→ Requirement: Wherever the string "Pakolliset" occurs in a line of these records, report that line.

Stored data

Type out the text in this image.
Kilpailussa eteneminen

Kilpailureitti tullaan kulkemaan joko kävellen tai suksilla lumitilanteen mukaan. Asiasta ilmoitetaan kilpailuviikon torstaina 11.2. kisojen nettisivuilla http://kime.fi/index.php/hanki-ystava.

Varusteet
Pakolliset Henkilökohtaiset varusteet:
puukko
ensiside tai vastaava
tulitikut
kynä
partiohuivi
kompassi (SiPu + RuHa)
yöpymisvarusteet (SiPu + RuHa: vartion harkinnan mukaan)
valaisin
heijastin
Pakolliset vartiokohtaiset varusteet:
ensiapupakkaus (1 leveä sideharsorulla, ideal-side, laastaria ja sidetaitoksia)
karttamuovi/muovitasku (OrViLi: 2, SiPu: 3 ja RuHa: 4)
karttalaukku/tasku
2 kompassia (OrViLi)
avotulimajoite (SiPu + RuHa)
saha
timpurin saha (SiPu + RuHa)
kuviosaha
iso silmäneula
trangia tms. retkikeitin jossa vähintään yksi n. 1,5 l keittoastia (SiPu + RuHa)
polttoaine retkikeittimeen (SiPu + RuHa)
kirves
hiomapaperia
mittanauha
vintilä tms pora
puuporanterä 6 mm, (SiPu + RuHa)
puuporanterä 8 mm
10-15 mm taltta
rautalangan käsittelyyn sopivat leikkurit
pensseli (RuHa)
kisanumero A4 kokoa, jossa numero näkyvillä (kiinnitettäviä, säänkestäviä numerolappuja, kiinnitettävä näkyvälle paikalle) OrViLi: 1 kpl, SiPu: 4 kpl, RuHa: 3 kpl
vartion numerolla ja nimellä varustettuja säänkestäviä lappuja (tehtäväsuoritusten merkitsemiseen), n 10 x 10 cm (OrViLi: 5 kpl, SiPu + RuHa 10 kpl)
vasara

* * *

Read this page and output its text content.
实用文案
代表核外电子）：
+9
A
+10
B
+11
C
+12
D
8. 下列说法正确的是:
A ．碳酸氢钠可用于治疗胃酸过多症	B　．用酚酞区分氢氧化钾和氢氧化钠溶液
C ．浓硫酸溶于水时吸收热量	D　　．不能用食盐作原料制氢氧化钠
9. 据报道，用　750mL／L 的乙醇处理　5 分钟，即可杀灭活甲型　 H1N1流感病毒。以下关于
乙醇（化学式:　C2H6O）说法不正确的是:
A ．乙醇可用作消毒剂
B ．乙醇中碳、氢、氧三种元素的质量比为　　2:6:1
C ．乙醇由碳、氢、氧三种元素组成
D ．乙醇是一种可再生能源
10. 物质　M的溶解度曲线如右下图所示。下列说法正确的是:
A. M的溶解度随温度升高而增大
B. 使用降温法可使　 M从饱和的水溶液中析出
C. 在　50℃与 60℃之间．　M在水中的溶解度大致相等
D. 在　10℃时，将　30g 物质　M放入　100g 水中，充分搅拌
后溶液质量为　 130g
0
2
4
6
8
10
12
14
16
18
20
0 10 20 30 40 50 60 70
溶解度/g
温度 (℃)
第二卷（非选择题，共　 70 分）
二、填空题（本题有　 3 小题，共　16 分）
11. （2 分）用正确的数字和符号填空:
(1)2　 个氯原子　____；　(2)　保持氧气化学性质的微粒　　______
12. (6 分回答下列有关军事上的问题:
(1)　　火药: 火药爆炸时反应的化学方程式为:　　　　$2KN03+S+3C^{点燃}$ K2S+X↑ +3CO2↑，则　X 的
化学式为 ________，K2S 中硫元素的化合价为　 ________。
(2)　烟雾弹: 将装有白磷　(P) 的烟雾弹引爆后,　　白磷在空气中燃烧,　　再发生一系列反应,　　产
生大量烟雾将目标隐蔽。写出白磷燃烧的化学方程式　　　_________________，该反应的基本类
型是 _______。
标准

→ Written response:
Pakolliset Henkilökohtaiset varusteet:
Pakolliset vartiokohtaiset varusteet:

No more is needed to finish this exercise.